The company may have to pass on the higher cost of doing business by shrinking bar size.

CADBURY HAS SAID it may shrink the size of its products in the UK in the wake of Brexit.

Glenn Caton, who is in charge of Cadbury in the UK, told the Guardian that the company would have to adapt to the terms of Brexit – but committed to future manufacturing there.

The company may eventually have to pass on the higher cost of doing business to customers by selling smaller products for the same price.

“It [the UK] is still going to be a huge market,” in the wake of Brexit, said Caton, who is president of the northern Europe division of Mondelez International, which owns Cadbury.
It is still going to be the home of chocolate manufacturing, it is still going to be the home of global research and development.

He said there were three priorities for the company as Brexit approached – a strong economy; no introduction of new, complex regulation; and security for staff from the 50-odd different nationalities who work at its Bournville plant.

If the Brexit deal doesn’t deliver, the company will have to adapt, he said, telling the paper: 

All we can do is to move to the times that we face. I am confident though because a £200m investment in the last five years is not something we are going to walk away from. I can’t guarantee anything forever but am I confident that we are still going to have world-class manufacturing and research sites in the UK for the long term? I do feel confident of that.

Founded 1824 in Birmingham, Cadbury was taken over by Mondelez International, a US company, in 2010.

Cadbury Ireland employs staff at its Coolock plant in north Dublin and at its chocolate crumb factory in Rathmore, Kerry. Mondelez cut 200 jobs in Ireland in 2015.

## Stated task 1
Using the passage on Cadbury and Brexit, explain why Glenn Caton feels confident that Cadbury will keep manufacturing and research sites in the UK for the long term.
## Stated task 2
According to the passage on Cadbury and Brexit, how many jobs did Mondelez cut in Ireland in 2015?
## Stated task 3
Translate this sentence from the passage on Cadbury and Brexit into Spanish: "Founded 1824 in Birmingham, Cadbury was taken over by Mondelez International, a US company, in 2010."

(Records from a data collection)
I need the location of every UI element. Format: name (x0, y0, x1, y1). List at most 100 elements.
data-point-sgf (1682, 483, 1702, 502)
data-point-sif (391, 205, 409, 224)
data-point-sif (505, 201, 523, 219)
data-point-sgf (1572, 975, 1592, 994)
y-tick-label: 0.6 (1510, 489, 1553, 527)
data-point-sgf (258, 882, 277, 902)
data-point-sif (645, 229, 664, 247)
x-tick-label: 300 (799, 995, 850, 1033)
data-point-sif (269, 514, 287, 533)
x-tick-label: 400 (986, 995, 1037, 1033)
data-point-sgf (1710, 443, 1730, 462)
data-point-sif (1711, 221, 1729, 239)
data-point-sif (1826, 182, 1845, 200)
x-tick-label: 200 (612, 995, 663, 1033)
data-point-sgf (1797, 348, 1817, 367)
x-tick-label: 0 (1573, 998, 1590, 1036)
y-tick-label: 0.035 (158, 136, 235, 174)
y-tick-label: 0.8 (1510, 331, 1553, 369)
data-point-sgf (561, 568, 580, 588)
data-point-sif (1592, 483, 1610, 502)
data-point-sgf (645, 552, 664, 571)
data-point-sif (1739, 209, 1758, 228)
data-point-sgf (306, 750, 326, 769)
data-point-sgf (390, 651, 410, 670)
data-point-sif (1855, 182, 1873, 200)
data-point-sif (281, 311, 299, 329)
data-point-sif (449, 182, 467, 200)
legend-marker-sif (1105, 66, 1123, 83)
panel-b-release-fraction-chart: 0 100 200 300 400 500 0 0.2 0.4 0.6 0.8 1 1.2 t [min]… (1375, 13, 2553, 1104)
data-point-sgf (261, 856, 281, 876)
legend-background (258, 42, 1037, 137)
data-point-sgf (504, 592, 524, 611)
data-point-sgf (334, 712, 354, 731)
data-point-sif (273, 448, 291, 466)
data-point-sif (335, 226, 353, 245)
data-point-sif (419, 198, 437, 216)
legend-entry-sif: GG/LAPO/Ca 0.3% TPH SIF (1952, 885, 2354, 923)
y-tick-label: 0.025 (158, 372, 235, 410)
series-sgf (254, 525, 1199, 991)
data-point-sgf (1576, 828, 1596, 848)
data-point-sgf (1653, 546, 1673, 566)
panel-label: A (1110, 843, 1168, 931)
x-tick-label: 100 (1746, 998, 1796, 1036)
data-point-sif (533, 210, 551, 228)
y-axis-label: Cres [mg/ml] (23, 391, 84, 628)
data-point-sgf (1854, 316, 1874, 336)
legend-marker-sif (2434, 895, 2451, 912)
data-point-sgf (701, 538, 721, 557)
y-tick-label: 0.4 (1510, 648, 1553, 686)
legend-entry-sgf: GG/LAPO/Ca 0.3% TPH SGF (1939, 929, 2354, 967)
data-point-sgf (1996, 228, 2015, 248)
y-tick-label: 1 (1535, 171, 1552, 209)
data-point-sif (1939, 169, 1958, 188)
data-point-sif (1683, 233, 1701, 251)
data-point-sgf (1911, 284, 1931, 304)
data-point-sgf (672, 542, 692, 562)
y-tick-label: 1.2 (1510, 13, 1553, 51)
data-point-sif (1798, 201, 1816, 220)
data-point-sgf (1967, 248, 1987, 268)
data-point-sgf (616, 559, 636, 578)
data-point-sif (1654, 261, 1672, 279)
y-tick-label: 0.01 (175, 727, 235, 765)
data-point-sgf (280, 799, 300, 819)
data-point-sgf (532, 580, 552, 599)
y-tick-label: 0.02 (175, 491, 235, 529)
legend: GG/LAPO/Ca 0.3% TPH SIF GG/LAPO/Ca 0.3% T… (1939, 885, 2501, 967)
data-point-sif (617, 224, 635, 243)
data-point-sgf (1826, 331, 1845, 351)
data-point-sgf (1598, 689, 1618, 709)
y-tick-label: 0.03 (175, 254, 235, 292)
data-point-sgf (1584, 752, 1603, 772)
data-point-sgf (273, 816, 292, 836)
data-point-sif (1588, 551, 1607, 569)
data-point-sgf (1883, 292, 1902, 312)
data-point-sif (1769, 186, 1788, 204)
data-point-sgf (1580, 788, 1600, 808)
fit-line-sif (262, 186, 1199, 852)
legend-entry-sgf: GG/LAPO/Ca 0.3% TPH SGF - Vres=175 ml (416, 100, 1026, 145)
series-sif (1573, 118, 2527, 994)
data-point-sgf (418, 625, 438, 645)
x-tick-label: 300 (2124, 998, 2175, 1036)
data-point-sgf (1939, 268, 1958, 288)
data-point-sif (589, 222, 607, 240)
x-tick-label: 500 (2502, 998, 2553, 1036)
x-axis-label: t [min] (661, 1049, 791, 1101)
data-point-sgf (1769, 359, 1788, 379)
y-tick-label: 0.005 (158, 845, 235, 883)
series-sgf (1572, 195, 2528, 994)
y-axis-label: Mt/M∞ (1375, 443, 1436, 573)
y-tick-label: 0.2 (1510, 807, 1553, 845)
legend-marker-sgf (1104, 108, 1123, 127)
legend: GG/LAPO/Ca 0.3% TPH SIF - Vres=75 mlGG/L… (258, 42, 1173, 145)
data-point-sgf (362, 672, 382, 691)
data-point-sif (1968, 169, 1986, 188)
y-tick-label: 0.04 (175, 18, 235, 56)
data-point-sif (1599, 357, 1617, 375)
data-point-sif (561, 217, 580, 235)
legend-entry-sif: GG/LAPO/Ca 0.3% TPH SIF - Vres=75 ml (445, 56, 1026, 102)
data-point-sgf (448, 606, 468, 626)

## Written answer 1
He points to the £200m the company has invested over the last five years. He says that is not something the company is going to walk away from.

## Written answer 2
200 jobs.

## Written answer 3
Fundada en 1824 en Birmingham, Cadbury fue adquirida por Mondelez International, una empresa estadounidense, en 2010.